- [WHAT YOU NEED TO DO]:
Collect all lines from the listing that include the string "Trusts".

- [GIVEN RECORDS]:
======

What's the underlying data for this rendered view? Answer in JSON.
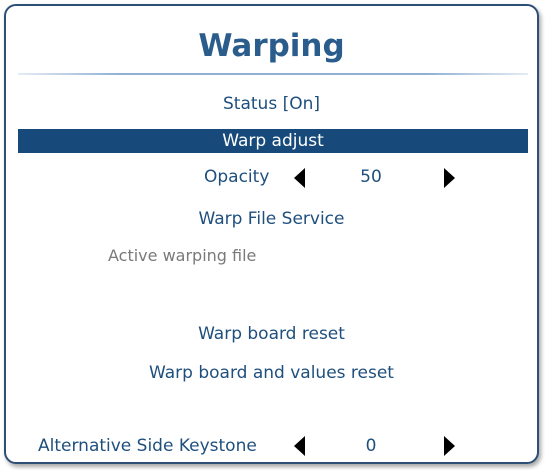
{
  "title": "Warping",
  "menu": {
    "status": "Status [On]",
    "warp_adjust": "Warp adjust",
    "opacity": {
      "label": "Opacity",
      "value": "50"
    },
    "warp_file_service": "Warp File Service",
    "active_warping_file": "Active warping file",
    "warp_board_reset": "Warp board reset",
    "warp_board_values_reset": "Warp board and values reset",
    "alt_side_keystone": {
      "label": "Alternative Side Keystone",
      "value": "0"
    }
  },
  "colors": {
    "title": "#2a5d8c",
    "text": "#1f4f7d",
    "highlight": "#174a7a",
    "disabled": "#7a7a7a",
    "frame": "#2d4f75"
  },
  "icons": [
    "arrow-left-icon",
    "arrow-right-icon"
  ]
}
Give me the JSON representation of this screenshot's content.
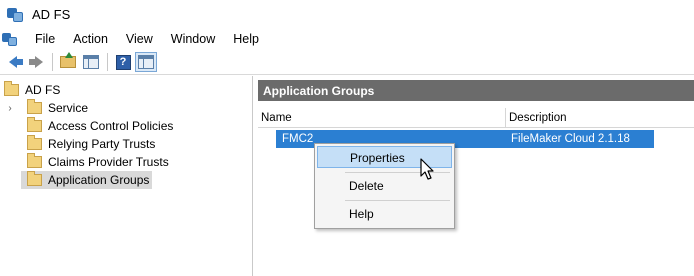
{
  "window": {
    "title": "AD FS"
  },
  "menu": {
    "items": [
      "File",
      "Action",
      "View",
      "Window",
      "Help"
    ]
  },
  "toolbar": {
    "buttons": [
      "back-icon",
      "forward-icon",
      "folder-up-icon",
      "show-hide-tree-icon",
      "help-icon",
      "show-hide-action-pane-icon"
    ],
    "help_glyph": "?"
  },
  "tree": {
    "root": "AD FS",
    "items": [
      "Service",
      "Access Control Policies",
      "Relying Party Trusts",
      "Claims Provider Trusts",
      "Application Groups"
    ],
    "selected": "Application Groups"
  },
  "main": {
    "header": "Application Groups",
    "columns": [
      "Name",
      "Description"
    ],
    "rows": [
      {
        "name": "FMC2",
        "description": "FileMaker Cloud 2.1.18"
      }
    ]
  },
  "context_menu": {
    "items": [
      "Properties",
      "Delete",
      "Help"
    ],
    "hovered": "Properties"
  },
  "colors": {
    "selection": "#2b7fd2",
    "header_bar": "#6b6b6b",
    "menu_hover": "#c5dff7"
  }
}
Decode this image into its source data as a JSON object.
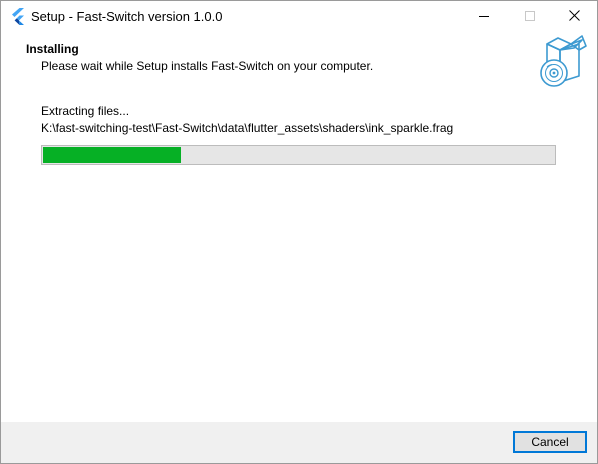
{
  "window": {
    "title": "Setup - Fast-Switch version 1.0.0",
    "app_icon": "flutter-logo-icon",
    "controls": {
      "minimize_icon": "minimize-icon",
      "maximize_icon": "maximize-icon",
      "close_icon": "close-icon"
    }
  },
  "header": {
    "title": "Installing",
    "subtitle": "Please wait while Setup installs Fast-Switch on your computer.",
    "image_icon": "installer-box-disc-icon"
  },
  "main": {
    "status": "Extracting files...",
    "current_file": "K:\\fast-switching-test\\Fast-Switch\\data\\flutter_assets\\shaders\\ink_sparkle.frag",
    "progress": 0.27
  },
  "footer": {
    "cancel_label": "Cancel"
  },
  "colors": {
    "progress_fill": "#06b025",
    "progress_track": "#e6e6e6",
    "footer_bg": "#f0f0f0",
    "accent": "#0078d7",
    "icon_blue": "#3d9ad1"
  }
}
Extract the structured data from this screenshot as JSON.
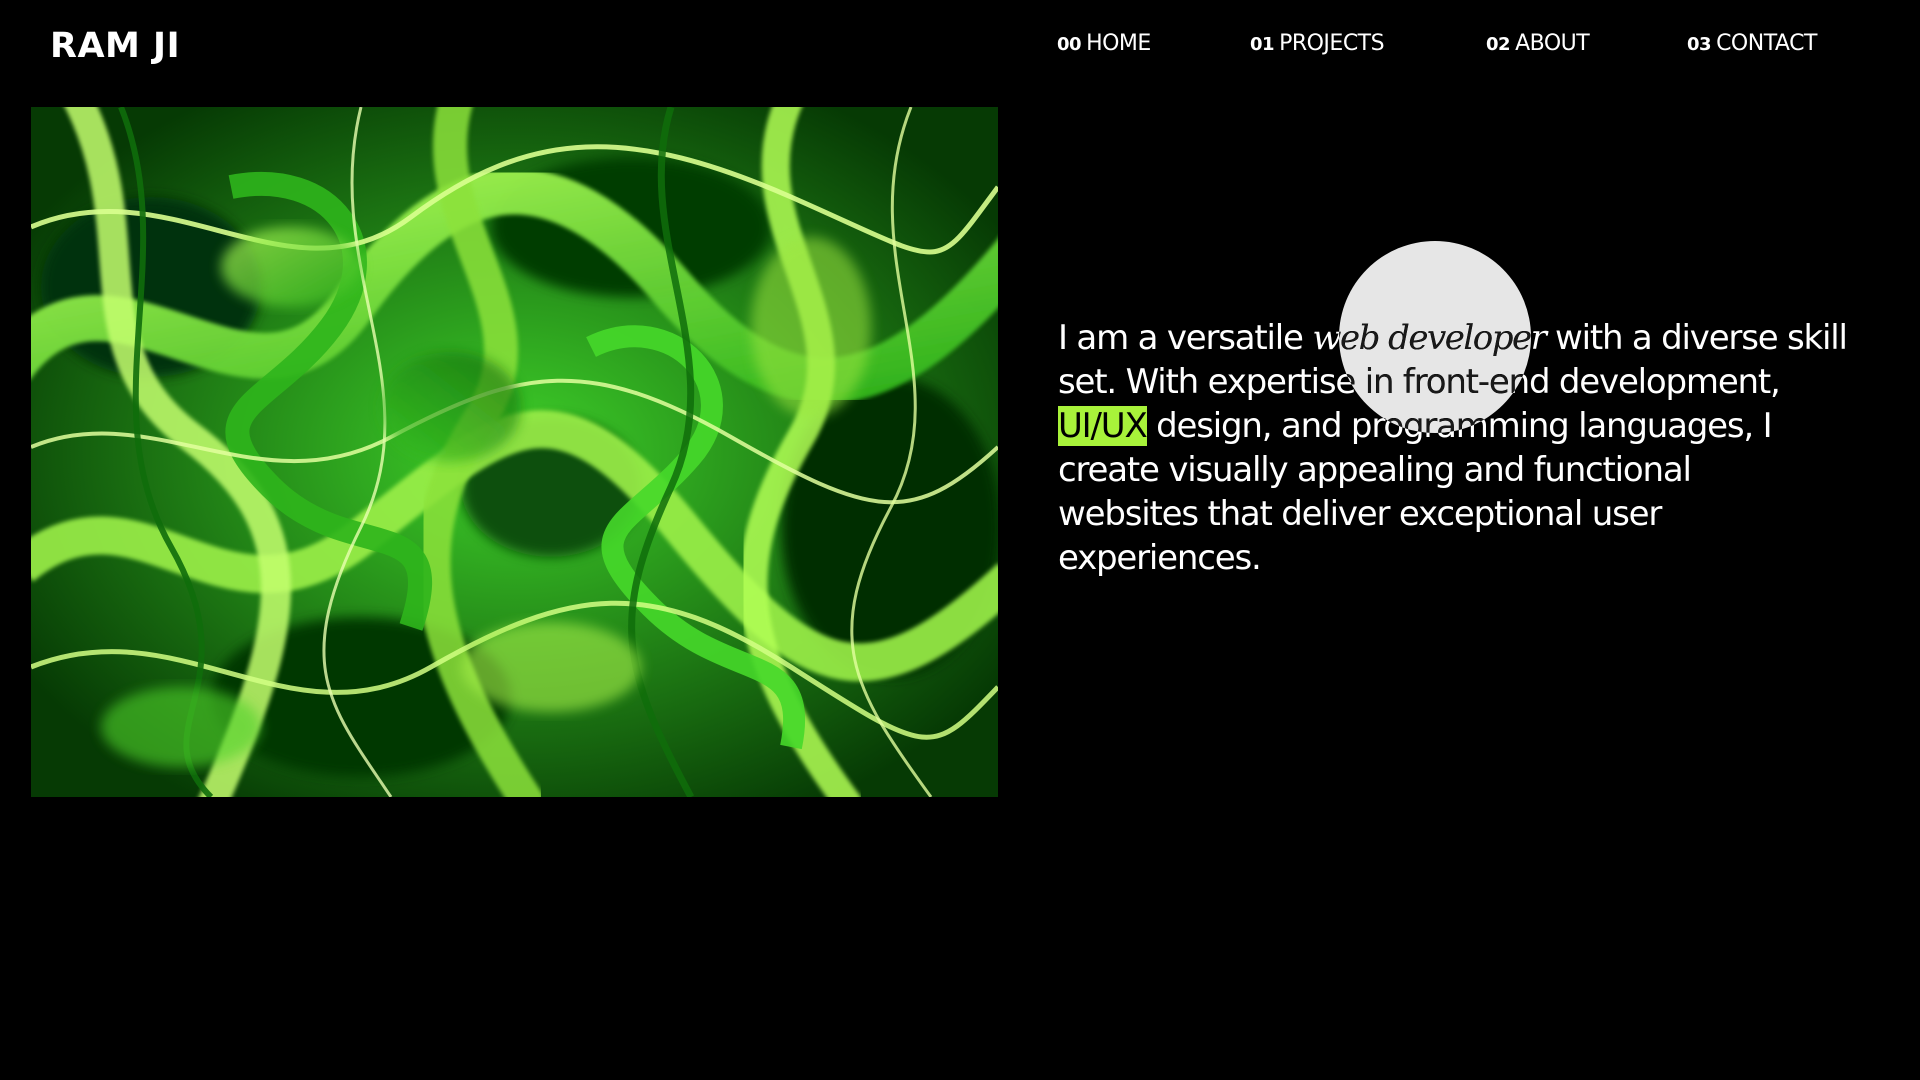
{
  "header": {
    "logo": "RAM JI",
    "nav": [
      {
        "num": "00",
        "label": "HOME"
      },
      {
        "num": "01",
        "label": "PROJECTS"
      },
      {
        "num": "02",
        "label": "ABOUT"
      },
      {
        "num": "03",
        "label": "CONTACT"
      }
    ]
  },
  "intro": {
    "l1_a": "I am a versatile ",
    "l1_em": "web developer",
    "l1_b": " with a diverse skill",
    "l2": "set. With expertise in front-end development,",
    "l3_hl": "UI/UX",
    "l3_b": " design, and programming languages, I",
    "l4": "create visually appealing and functional",
    "l5": "websites that deliver exceptional user",
    "l6": "experiences."
  },
  "colors": {
    "background": "#000000",
    "text": "#ffffff",
    "accent_highlight": "#a8f23a",
    "art_green_dark": "#0a4d06",
    "art_green_mid": "#2fb51c",
    "art_green_light": "#b6ff5a",
    "cursor_circle": "#e6e6e6"
  },
  "art": {
    "icon": "abstract-green-swirl-artwork"
  }
}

======

- [EXPECTED OUTPUT]:
      "Relying Party Trusts",
      "Claims Provider Trusts",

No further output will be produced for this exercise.